Copy all the material below, exactly as it stands.

--- BEGIN Extracted data ---

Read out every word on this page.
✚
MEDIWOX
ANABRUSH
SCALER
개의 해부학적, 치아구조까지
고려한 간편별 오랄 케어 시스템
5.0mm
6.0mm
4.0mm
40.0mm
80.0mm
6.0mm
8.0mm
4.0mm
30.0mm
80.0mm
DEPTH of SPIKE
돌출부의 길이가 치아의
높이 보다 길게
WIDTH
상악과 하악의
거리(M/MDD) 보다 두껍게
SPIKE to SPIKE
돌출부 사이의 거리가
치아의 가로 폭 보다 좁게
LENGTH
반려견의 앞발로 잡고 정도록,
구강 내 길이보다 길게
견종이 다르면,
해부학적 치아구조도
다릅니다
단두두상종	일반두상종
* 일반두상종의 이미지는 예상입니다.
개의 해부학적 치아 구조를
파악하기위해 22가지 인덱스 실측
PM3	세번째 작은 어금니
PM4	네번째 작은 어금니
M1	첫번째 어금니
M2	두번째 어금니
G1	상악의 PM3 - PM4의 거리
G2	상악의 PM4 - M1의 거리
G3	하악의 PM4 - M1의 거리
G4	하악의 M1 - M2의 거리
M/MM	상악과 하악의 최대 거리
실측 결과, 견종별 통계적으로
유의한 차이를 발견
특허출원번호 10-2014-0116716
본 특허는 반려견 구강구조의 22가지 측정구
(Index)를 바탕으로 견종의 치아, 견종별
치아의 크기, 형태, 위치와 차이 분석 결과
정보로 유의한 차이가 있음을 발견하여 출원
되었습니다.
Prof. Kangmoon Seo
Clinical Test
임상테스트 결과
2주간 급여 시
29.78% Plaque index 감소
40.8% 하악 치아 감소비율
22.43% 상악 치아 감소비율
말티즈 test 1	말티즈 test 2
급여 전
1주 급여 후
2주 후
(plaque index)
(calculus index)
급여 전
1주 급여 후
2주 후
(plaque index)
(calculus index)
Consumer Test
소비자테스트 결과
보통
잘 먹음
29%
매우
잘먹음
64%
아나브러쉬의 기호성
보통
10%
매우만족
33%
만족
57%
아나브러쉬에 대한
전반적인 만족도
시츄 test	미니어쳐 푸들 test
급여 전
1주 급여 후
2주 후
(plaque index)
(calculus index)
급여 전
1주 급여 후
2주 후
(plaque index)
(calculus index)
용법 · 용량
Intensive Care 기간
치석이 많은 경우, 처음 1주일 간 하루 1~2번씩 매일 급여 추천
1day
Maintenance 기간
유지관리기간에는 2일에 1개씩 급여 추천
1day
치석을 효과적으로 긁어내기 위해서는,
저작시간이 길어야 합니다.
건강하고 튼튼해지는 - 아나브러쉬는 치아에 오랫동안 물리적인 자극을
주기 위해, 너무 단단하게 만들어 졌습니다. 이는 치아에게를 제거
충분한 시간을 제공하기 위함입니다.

--- END Extracted data ---

**Solution below**
Read out every word on this page.
✚
MEDIWOX
ANABRUSH
SCALER
개의 해부학적, 치아구조까지
고려한 간편별 오랄 케어 시스템
5.0mm
6.0mm
4.0mm
40.0mm
80.0mm
6.0mm
8.0mm
4.0mm
30.0mm
80.0mm
DEPTH of SPIKE
돌출부의 길이가 치아의
높이 보다 길게
WIDTH
상악과 하악의
거리(M/MDD) 보다 두껍게
SPIKE to SPIKE
돌출부 사이의 거리가
치아의 가로 폭 보다 좁게
LENGTH
반려견의 앞발로 잡고 정도록,
구강 내 길이보다 길게
견종이 다르면,
해부학적 치아구조도
다릅니다
단두두상종	일반두상종
* 일반두상종의 이미지는 예상입니다.
개의 해부학적 치아 구조를
파악하기위해 22가지 인덱스 실측
PM3	세번째 작은 어금니
PM4	네번째 작은 어금니
M1	첫번째 어금니
M2	두번째 어금니
G1	상악의 PM3 - PM4의 거리
G2	상악의 PM4 - M1의 거리
G3	하악의 PM4 - M1의 거리
G4	하악의 M1 - M2의 거리
M/MM	상악과 하악의 최대 거리
실측 결과, 견종별 통계적으로
유의한 차이를 발견
특허출원번호 10-2014-0116716
본 특허는 반려견 구강구조의 22가지 측정구
(Index)를 바탕으로 견종의 치아, 견종별
치아의 크기, 형태, 위치와 차이 분석 결과
정보로 유의한 차이가 있음을 발견하여 출원
되었습니다.
Prof. Kangmoon Seo
Clinical Test
임상테스트 결과
2주간 급여 시
29.78% Plaque index 감소
40.8% 하악 치아 감소비율
22.43% 상악 치아 감소비율
말티즈 test 1	말티즈 test 2
급여 전
1주 급여 후
2주 후
(plaque index)
(calculus index)
급여 전
1주 급여 후
2주 후
(plaque index)
(calculus index)
Consumer Test
소비자테스트 결과
보통
잘 먹음
29%
매우
잘먹음
64%
아나브러쉬의 기호성
보통
10%
매우만족
33%
만족
57%
아나브러쉬에 대한
전반적인 만족도
시츄 test	미니어쳐 푸들 test
급여 전
1주 급여 후
2주 후
(plaque index)
(calculus index)
급여 전
1주 급여 후
2주 후
(plaque index)
(calculus index)
용법 · 용량
Intensive Care 기간
치석이 많은 경우, 처음 1주일 간 하루 1~2번씩 매일 급여 추천
1day
Maintenance 기간
유지관리기간에는 2일에 1개씩 급여 추천
1day
치석을 효과적으로 긁어내기 위해서는,
저작시간이 길어야 합니다.
건강하고 튼튼해지는 - 아나브러쉬는 치아에 오랫동안 물리적인 자극을
주기 위해, 너무 단단하게 만들어 졌습니다. 이는 치아에게를 제거
충분한 시간을 제공하기 위함입니다.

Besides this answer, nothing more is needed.